What the exercise asks: Copy out every line that contains "تكون".

= = = = =

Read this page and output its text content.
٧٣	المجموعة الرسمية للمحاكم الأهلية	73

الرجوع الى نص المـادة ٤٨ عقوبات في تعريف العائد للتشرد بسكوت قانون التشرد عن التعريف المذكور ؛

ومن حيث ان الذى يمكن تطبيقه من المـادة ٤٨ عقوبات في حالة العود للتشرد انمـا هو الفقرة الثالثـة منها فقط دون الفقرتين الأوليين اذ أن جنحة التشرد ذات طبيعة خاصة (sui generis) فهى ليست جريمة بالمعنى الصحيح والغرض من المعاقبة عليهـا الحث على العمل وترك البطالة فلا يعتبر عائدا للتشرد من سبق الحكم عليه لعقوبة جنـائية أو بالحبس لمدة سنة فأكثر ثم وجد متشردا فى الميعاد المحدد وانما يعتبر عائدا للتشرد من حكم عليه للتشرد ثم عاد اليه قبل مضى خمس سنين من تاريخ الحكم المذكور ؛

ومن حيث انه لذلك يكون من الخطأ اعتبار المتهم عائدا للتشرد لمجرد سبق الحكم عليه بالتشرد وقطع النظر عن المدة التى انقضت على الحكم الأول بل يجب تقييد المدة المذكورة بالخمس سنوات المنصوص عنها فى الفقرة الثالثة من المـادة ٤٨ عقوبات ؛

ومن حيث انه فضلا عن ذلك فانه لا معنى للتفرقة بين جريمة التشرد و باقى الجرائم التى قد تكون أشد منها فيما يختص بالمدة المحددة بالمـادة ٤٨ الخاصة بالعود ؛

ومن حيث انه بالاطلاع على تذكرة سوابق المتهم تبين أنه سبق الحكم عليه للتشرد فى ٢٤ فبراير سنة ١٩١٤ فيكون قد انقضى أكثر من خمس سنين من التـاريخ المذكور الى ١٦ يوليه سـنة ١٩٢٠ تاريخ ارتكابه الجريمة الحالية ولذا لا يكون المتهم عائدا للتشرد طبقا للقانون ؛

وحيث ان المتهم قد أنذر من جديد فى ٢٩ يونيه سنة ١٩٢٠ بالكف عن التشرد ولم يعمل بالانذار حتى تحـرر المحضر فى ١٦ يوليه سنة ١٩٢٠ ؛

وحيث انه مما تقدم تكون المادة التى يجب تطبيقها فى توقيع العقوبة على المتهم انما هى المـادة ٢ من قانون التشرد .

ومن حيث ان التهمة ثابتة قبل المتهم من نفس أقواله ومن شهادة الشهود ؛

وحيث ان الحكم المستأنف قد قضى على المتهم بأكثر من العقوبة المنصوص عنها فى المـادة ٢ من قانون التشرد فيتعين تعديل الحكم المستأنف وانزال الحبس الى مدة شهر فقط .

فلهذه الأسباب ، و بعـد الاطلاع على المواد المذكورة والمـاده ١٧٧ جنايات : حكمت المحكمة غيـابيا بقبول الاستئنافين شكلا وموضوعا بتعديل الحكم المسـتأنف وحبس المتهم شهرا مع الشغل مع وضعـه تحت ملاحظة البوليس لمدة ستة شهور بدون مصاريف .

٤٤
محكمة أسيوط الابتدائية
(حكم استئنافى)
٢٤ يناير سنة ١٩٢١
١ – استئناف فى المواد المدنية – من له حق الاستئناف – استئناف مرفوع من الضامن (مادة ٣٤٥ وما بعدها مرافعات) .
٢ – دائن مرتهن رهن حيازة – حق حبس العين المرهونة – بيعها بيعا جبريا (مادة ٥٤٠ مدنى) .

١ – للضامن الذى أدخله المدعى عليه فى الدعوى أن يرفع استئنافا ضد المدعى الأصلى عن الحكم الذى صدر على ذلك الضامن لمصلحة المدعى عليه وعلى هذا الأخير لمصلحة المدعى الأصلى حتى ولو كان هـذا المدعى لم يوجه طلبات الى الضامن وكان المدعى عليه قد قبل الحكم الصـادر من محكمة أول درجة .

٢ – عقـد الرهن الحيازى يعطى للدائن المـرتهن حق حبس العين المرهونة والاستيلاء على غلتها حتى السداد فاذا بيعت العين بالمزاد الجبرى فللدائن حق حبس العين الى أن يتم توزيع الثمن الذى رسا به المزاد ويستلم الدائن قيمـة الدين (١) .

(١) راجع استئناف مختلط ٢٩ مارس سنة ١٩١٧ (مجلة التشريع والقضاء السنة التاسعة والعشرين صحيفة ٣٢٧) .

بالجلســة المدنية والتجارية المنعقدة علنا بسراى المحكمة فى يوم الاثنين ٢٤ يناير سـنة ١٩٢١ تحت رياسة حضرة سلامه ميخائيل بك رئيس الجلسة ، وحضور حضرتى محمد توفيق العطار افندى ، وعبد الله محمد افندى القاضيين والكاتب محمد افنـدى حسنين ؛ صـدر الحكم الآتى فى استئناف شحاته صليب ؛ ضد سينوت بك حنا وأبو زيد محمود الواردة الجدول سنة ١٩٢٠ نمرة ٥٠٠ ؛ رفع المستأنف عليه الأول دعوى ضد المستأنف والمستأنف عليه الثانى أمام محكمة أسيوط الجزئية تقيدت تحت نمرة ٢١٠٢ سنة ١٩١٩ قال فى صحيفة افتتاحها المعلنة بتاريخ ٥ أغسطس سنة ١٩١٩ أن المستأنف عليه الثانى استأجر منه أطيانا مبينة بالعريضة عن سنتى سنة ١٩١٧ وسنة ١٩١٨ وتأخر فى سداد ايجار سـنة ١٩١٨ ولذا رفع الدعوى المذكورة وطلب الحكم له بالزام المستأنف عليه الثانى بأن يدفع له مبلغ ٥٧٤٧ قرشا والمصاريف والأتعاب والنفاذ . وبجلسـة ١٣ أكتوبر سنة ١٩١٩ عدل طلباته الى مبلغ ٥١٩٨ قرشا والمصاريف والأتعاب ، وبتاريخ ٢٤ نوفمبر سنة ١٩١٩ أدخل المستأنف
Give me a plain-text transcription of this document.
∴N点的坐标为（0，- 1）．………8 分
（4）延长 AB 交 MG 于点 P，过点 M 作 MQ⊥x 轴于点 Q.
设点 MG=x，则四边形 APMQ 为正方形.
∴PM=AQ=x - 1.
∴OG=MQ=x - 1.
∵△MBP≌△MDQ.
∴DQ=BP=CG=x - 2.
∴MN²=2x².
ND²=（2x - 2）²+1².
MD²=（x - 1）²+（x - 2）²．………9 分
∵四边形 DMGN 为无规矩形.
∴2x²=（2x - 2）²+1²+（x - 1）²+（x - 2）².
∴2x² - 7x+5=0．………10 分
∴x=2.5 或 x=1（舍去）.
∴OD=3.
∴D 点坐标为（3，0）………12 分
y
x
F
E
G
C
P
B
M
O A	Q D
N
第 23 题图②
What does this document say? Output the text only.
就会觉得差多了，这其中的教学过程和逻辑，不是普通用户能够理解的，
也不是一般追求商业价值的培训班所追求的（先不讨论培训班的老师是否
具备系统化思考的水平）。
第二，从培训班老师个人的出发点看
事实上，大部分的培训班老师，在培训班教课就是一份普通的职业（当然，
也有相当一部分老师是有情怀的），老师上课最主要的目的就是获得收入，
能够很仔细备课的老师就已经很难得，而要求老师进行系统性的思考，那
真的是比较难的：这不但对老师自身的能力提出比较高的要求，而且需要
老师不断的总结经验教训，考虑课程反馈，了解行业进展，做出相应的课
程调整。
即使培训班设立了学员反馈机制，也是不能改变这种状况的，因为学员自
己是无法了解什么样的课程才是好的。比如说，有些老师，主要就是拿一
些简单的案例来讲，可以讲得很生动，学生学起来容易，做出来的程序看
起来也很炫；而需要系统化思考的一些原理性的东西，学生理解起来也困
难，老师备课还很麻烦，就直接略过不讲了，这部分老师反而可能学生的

= = = = =

Completed task:
ومن حيث انه فضلا عن ذلك فانه لا معنى للتفرقة بين جريمة التشرد و باقى الجرائم التى قد تكون أشد منها فيما يختص بالمدة المحددة بالمـادة ٤٨ الخاصة بالعود ؛
وحيث انه مما تقدم تكون المادة التى يجب تطبيقها فى توقيع العقوبة على المتهم انما هى المـادة ٢ من قانون التشرد .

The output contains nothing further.